-- Opening Marker --

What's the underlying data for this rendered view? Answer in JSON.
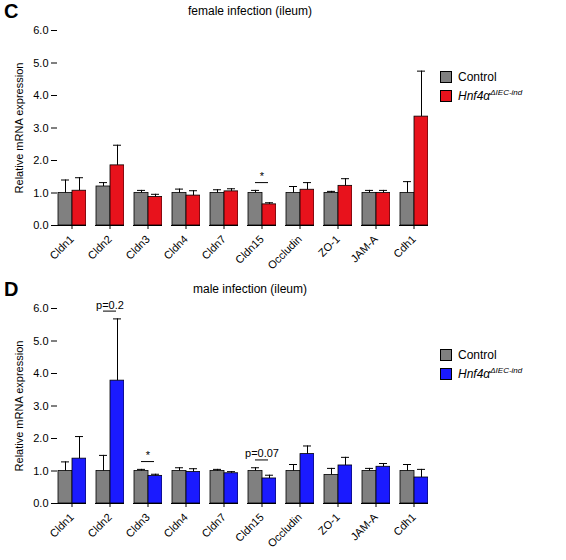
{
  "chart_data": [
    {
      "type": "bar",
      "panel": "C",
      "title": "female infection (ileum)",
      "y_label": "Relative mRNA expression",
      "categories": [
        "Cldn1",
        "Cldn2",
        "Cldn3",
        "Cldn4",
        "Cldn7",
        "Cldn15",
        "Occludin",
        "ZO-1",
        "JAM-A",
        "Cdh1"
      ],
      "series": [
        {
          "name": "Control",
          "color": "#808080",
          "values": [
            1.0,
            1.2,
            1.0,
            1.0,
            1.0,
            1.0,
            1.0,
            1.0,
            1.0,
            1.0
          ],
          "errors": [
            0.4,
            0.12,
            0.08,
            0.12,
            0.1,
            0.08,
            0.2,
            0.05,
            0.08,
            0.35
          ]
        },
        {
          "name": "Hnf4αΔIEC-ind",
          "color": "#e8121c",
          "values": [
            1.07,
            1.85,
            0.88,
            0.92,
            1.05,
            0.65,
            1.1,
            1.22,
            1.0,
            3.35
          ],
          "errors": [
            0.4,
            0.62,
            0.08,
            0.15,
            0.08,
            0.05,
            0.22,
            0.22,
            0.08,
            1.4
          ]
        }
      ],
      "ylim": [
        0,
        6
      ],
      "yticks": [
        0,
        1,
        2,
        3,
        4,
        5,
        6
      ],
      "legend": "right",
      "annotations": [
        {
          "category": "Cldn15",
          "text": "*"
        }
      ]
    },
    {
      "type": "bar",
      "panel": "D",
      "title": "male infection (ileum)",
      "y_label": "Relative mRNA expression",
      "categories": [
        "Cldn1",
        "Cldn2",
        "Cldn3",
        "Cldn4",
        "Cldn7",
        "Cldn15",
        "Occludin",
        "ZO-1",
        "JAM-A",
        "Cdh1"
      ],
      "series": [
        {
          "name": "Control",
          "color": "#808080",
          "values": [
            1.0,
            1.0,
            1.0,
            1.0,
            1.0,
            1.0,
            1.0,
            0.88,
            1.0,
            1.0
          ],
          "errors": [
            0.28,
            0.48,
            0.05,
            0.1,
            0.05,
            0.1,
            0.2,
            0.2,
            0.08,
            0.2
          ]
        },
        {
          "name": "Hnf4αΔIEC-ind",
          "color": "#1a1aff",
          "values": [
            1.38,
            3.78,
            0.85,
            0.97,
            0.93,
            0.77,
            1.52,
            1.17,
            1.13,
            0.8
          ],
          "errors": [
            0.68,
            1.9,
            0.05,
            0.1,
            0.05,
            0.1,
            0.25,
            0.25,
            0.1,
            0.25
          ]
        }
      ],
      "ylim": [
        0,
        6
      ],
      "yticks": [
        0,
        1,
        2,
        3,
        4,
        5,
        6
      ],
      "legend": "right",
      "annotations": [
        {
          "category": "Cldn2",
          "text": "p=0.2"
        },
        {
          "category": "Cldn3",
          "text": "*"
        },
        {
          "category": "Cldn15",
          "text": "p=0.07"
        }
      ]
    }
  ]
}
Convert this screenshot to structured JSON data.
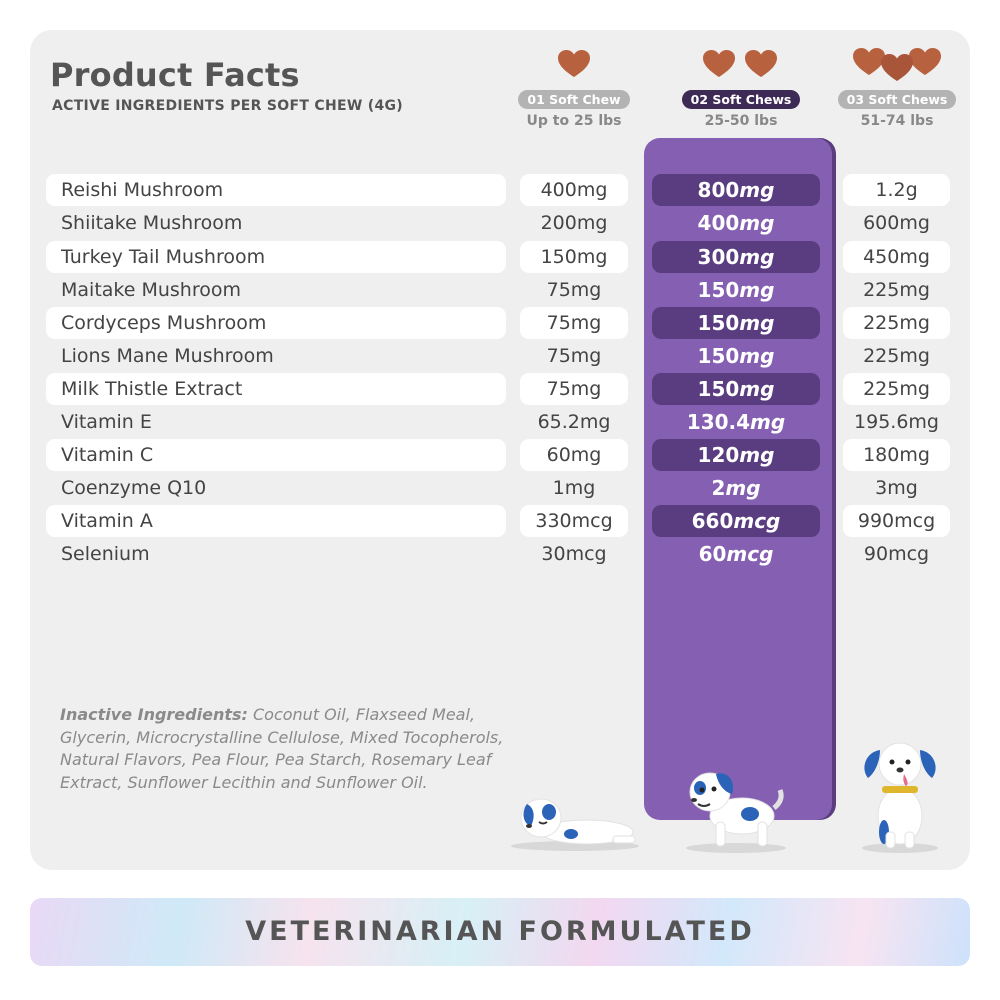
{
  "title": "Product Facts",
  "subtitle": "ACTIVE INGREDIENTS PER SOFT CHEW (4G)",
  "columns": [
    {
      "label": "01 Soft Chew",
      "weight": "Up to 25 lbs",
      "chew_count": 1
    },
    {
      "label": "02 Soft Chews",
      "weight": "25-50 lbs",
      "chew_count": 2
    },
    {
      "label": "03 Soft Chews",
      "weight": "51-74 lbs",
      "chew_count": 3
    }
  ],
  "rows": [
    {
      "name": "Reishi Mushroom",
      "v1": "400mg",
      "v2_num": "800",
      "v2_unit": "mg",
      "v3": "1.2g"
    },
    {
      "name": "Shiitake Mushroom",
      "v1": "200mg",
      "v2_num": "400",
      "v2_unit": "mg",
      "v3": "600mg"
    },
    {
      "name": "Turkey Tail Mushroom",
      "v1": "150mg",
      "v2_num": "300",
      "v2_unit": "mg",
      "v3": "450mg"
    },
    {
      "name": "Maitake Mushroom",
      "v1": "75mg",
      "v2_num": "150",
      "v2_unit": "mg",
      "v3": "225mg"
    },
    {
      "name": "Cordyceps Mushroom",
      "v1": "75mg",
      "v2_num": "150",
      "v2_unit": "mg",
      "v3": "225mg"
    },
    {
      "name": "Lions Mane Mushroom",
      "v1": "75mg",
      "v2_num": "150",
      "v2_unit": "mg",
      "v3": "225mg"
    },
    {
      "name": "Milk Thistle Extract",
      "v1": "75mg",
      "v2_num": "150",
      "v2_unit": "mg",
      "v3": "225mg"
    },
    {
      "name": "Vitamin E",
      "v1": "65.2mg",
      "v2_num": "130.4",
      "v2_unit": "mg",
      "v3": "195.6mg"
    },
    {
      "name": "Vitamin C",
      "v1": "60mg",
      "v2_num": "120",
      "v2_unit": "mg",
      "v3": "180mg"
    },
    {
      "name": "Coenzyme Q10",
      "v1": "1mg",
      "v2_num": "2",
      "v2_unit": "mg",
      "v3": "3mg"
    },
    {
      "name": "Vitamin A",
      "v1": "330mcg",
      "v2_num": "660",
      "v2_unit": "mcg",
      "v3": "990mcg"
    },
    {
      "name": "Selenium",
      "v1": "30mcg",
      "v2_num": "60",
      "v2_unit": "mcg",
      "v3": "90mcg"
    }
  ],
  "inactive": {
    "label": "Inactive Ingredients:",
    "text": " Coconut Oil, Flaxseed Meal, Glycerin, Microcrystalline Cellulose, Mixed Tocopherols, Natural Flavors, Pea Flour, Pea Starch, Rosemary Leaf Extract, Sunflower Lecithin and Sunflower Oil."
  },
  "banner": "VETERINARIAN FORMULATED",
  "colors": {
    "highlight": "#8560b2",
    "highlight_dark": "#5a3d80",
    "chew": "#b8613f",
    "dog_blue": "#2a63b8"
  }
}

-- Closing Marker --

Instructions to follow
Without copying any picture, repeat all of the entries exactly.

Answer to the problem
What's the underlying data for this rendered view? Answer in JSON.
{
  "chart_data": [
    {
      "type": "bar",
      "panel": "C",
      "title": "female infection (ileum)",
      "y_label": "Relative mRNA expression",
      "categories": [
        "Cldn1",
        "Cldn2",
        "Cldn3",
        "Cldn4",
        "Cldn7",
        "Cldn15",
        "Occludin",
        "ZO-1",
        "JAM-A",
        "Cdh1"
      ],
      "series": [
        {
          "name": "Control",
          "color": "#808080",
          "values": [
            1.0,
            1.2,
            1.0,
            1.0,
            1.0,
            1.0,
            1.0,
            1.0,
            1.0,
            1.0
          ],
          "errors": [
            0.4,
            0.12,
            0.08,
            0.12,
            0.1,
            0.08,
            0.2,
            0.05,
            0.08,
            0.35
          ]
        },
        {
          "name": "Hnf4αΔIEC-ind",
          "color": "#e8121c",
          "values": [
            1.07,
            1.85,
            0.88,
            0.92,
            1.05,
            0.65,
            1.1,
            1.22,
            1.0,
            3.35
          ],
          "errors": [
            0.4,
            0.62,
            0.08,
            0.15,
            0.08,
            0.05,
            0.22,
            0.22,
            0.08,
            1.4
          ]
        }
      ],
      "ylim": [
        0,
        6
      ],
      "yticks": [
        0,
        1,
        2,
        3,
        4,
        5,
        6
      ],
      "legend": "right",
      "annotations": [
        {
          "category": "Cldn15",
          "text": "*"
        }
      ]
    },
    {
      "type": "bar",
      "panel": "D",
      "title": "male infection (ileum)",
      "y_label": "Relative mRNA expression",
      "categories": [
        "Cldn1",
        "Cldn2",
        "Cldn3",
        "Cldn4",
        "Cldn7",
        "Cldn15",
        "Occludin",
        "ZO-1",
        "JAM-A",
        "Cdh1"
      ],
      "series": [
        {
          "name": "Control",
          "color": "#808080",
          "values": [
            1.0,
            1.0,
            1.0,
            1.0,
            1.0,
            1.0,
            1.0,
            0.88,
            1.0,
            1.0
          ],
          "errors": [
            0.28,
            0.48,
            0.05,
            0.1,
            0.05,
            0.1,
            0.2,
            0.2,
            0.08,
            0.2
          ]
        },
        {
          "name": "Hnf4αΔIEC-ind",
          "color": "#1a1aff",
          "values": [
            1.38,
            3.78,
            0.85,
            0.97,
            0.93,
            0.77,
            1.52,
            1.17,
            1.13,
            0.8
          ],
          "errors": [
            0.68,
            1.9,
            0.05,
            0.1,
            0.05,
            0.1,
            0.25,
            0.25,
            0.1,
            0.25
          ]
        }
      ],
      "ylim": [
        0,
        6
      ],
      "yticks": [
        0,
        1,
        2,
        3,
        4,
        5,
        6
      ],
      "legend": "right",
      "annotations": [
        {
          "category": "Cldn2",
          "text": "p=0.2"
        },
        {
          "category": "Cldn3",
          "text": "*"
        },
        {
          "category": "Cldn15",
          "text": "p=0.07"
        }
      ]
    }
  ]
}
Convert this screenshot to structured JSON data.
{
  "title": "Product Facts",
  "subtitle": "ACTIVE INGREDIENTS PER SOFT CHEW (4G)",
  "columns": [
    {
      "label": "01 Soft Chew",
      "weight": "Up to 25 lbs",
      "chew_count": 1
    },
    {
      "label": "02 Soft Chews",
      "weight": "25-50 lbs",
      "chew_count": 2
    },
    {
      "label": "03 Soft Chews",
      "weight": "51-74 lbs",
      "chew_count": 3
    }
  ],
  "rows": [
    {
      "name": "Reishi Mushroom",
      "v1": "400mg",
      "v2_num": "800",
      "v2_unit": "mg",
      "v3": "1.2g"
    },
    {
      "name": "Shiitake Mushroom",
      "v1": "200mg",
      "v2_num": "400",
      "v2_unit": "mg",
      "v3": "600mg"
    },
    {
      "name": "Turkey Tail Mushroom",
      "v1": "150mg",
      "v2_num": "300",
      "v2_unit": "mg",
      "v3": "450mg"
    },
    {
      "name": "Maitake Mushroom",
      "v1": "75mg",
      "v2_num": "150",
      "v2_unit": "mg",
      "v3": "225mg"
    },
    {
      "name": "Cordyceps Mushroom",
      "v1": "75mg",
      "v2_num": "150",
      "v2_unit": "mg",
      "v3": "225mg"
    },
    {
      "name": "Lions Mane Mushroom",
      "v1": "75mg",
      "v2_num": "150",
      "v2_unit": "mg",
      "v3": "225mg"
    },
    {
      "name": "Milk Thistle Extract",
      "v1": "75mg",
      "v2_num": "150",
      "v2_unit": "mg",
      "v3": "225mg"
    },
    {
      "name": "Vitamin E",
      "v1": "65.2mg",
      "v2_num": "130.4",
      "v2_unit": "mg",
      "v3": "195.6mg"
    },
    {
      "name": "Vitamin C",
      "v1": "60mg",
      "v2_num": "120",
      "v2_unit": "mg",
      "v3": "180mg"
    },
    {
      "name": "Coenzyme Q10",
      "v1": "1mg",
      "v2_num": "2",
      "v2_unit": "mg",
      "v3": "3mg"
    },
    {
      "name": "Vitamin A",
      "v1": "330mcg",
      "v2_num": "660",
      "v2_unit": "mcg",
      "v3": "990mcg"
    },
    {
      "name": "Selenium",
      "v1": "30mcg",
      "v2_num": "60",
      "v2_unit": "mcg",
      "v3": "90mcg"
    }
  ],
  "inactive": {
    "label": "Inactive Ingredients:",
    "text": " Coconut Oil, Flaxseed Meal, Glycerin, Microcrystalline Cellulose, Mixed Tocopherols, Natural Flavors, Pea Flour, Pea Starch, Rosemary Leaf Extract, Sunflower Lecithin and Sunflower Oil."
  },
  "banner": "VETERINARIAN FORMULATED",
  "colors": {
    "highlight": "#8560b2",
    "highlight_dark": "#5a3d80",
    "chew": "#b8613f",
    "dog_blue": "#2a63b8"
  }
}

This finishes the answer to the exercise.